- _TASK BRIEF_
Set down each record exactly as written.

■ ■ ■

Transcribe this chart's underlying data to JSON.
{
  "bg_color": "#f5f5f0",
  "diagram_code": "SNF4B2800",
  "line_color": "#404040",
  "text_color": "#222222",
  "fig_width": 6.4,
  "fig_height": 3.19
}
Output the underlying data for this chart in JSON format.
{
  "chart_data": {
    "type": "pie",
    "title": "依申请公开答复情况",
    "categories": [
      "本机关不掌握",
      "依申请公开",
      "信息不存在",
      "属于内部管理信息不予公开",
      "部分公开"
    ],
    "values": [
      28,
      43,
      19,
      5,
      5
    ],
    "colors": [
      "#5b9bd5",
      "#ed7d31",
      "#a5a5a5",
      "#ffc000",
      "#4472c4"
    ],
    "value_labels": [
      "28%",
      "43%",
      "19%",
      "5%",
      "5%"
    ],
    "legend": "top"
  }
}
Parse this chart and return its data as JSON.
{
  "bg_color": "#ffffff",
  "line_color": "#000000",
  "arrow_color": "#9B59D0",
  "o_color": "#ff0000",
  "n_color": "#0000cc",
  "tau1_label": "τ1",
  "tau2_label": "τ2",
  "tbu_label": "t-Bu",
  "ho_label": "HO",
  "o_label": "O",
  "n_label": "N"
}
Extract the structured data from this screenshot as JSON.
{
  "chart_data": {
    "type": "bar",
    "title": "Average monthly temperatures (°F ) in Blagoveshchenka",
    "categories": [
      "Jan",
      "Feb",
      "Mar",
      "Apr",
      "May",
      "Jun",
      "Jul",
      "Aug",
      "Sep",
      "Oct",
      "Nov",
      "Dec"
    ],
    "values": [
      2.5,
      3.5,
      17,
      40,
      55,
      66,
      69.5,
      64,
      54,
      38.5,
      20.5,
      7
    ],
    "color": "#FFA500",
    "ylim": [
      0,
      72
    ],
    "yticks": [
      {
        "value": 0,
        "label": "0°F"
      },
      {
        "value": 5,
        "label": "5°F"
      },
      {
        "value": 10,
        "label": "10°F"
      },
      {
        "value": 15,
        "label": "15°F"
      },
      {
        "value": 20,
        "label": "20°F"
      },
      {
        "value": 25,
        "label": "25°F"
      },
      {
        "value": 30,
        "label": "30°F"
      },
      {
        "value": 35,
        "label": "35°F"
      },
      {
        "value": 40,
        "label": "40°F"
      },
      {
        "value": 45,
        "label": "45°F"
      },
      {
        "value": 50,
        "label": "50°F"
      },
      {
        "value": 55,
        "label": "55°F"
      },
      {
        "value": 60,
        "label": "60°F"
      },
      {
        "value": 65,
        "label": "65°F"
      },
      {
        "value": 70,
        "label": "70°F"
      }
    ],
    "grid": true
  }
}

■ ■ ■

- _TASK ANSWER_
Transcribe this chart's underlying data to JSON.
{
  "bg_color": "#f5f5f0",
  "diagram_code": "SNF4B2800",
  "line_color": "#404040",
  "text_color": "#222222",
  "fig_width": 6.4,
  "fig_height": 3.19
}
Output the underlying data for this chart in JSON format.
{
  "chart_data": {
    "type": "pie",
    "title": "依申请公开答复情况",
    "categories": [
      "本机关不掌握",
      "依申请公开",
      "信息不存在",
      "属于内部管理信息不予公开",
      "部分公开"
    ],
    "values": [
      28,
      43,
      19,
      5,
      5
    ],
    "colors": [
      "#5b9bd5",
      "#ed7d31",
      "#a5a5a5",
      "#ffc000",
      "#4472c4"
    ],
    "value_labels": [
      "28%",
      "43%",
      "19%",
      "5%",
      "5%"
    ],
    "legend": "top"
  }
}
Parse this chart and return its data as JSON.
{
  "bg_color": "#ffffff",
  "line_color": "#000000",
  "arrow_color": "#9B59D0",
  "o_color": "#ff0000",
  "n_color": "#0000cc",
  "tau1_label": "τ1",
  "tau2_label": "τ2",
  "tbu_label": "t-Bu",
  "ho_label": "HO",
  "o_label": "O",
  "n_label": "N"
}
Extract the structured data from this screenshot as JSON.
{
  "chart_data": {
    "type": "bar",
    "title": "Average monthly temperatures (°F ) in Blagoveshchenka",
    "categories": [
      "Jan",
      "Feb",
      "Mar",
      "Apr",
      "May",
      "Jun",
      "Jul",
      "Aug",
      "Sep",
      "Oct",
      "Nov",
      "Dec"
    ],
    "values": [
      2.5,
      3.5,
      17,
      40,
      55,
      66,
      69.5,
      64,
      54,
      38.5,
      20.5,
      7
    ],
    "color": "#FFA500",
    "ylim": [
      0,
      72
    ],
    "yticks": [
      {
        "value": 0,
        "label": "0°F"
      },
      {
        "value": 5,
        "label": "5°F"
      },
      {
        "value": 10,
        "label": "10°F"
      },
      {
        "value": 15,
        "label": "15°F"
      },
      {
        "value": 20,
        "label": "20°F"
      },
      {
        "value": 25,
        "label": "25°F"
      },
      {
        "value": 30,
        "label": "30°F"
      },
      {
        "value": 35,
        "label": "35°F"
      },
      {
        "value": 40,
        "label": "40°F"
      },
      {
        "value": 45,
        "label": "45°F"
      },
      {
        "value": 50,
        "label": "50°F"
      },
      {
        "value": 55,
        "label": "55°F"
      },
      {
        "value": 60,
        "label": "60°F"
      },
      {
        "value": 65,
        "label": "65°F"
      },
      {
        "value": 70,
        "label": "70°F"
      }
    ],
    "grid": true
  }
}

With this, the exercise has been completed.